_Given instruction 1:_
Answer these questions about the recording review:
(a) What birth and death years does it give for Antonino Votto?
(b) Where had Votto, Callas and Poggi performed the opera two months before the 1952 recording?
(c) Who produced the 1959 stereo recording?
_Given instruction 2:_ Reproduce the recording review word for word from "Criticism has been" to "Abbados or Mutis.".

_Text segment:_
Criticism has been made of the fact that almost the entire series of Callas recordings was entrusted to so-called “routinier” conductors. In the present case such criticism seems unwarranted. Antonino Votto (1896-1985) doesn’t get the knife-edge discipline De Sabata got out of this orchestra in his famous Tosca. If you listen to the stereo recording on headphones you will find the two sides of the orchestra often slightly ill-synchronized. However, he is energetic and atmospheric when needed, with a sure sense of pace. As can be seen from the list of alternative recordings below, this is not an opera which has ever tempted the Giulinis, Abbados or Mutis.
 
Apart from La Cieca’s aria noted above there are no particular differences between the two performances. Slight changes in the pacing probably reflect the needs of particular singers rather than a rethinking of his interpretation. It is possible to find slightly more vitality here and there in 1952. This may be because he was a few years younger, or because the drier Turin acoustic gives that impression. More likely it is because he, Callas and Poggi had given the opera at the Arena of Verona two months earlier and the excitement of the live occasion spilled into the studio. The “suicidio” motif in the introduction to Act 4, for example, gets a whiplash attack to remind us he was a protégé of Toscanini. This is just slightly attenuated in 1959.
 
Of course, in 1959 you get a stereo recording produced by Walter Legge. But if fine sound is your prime objective you presumably won’t want either of these. The voices are well caught in 1952, though the orchestra is more backward and there is some distortion. I wouldn’t let that sway me. And surprisingly, the older recording sometimes scores over the later one. At the end of the first act, where the noisy Furlana suddenly stops and an off-stage chorus and organ are heard in the cathedral, later joined by La Gioconda’s grief-stricken interjections, the balancing of the elements on the Cetra is likely to make you think, momentarily, that this is one of the most sublime moments in all opera. This sort of thing should have been a Legge speciality, yet the brew is less potent in 1959.

_Supplied information:_
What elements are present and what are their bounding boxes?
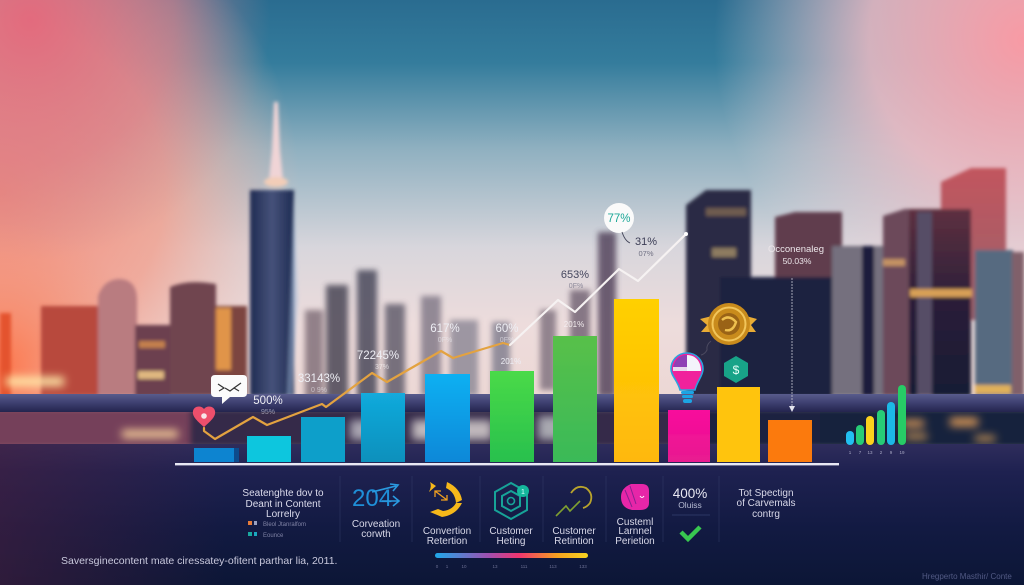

_Exercise solution 1:_
(a) 1896 and 1985
(b) At the Arena of Verona
(c) Walter Legge

_Exercise solution 2:_
Criticism has been made of the fact that almost the entire series of Callas recordings was entrusted to so-called “routinier” conductors. In the present case such criticism seems unwarranted. Antonino Votto (1896-1985) doesn’t get the knife-edge discipline De Sabata got out of this orchestra in his famous Tosca. If you listen to the stereo recording on headphones you will find the two sides of the orchestra often slightly ill-synchronized. However, he is energetic and atmospheric when needed, with a sure sense of pace. As can be seen from the list of alternative recordings below, this is not an opera which has ever tempted the Giulinis, Abbados or Mutis.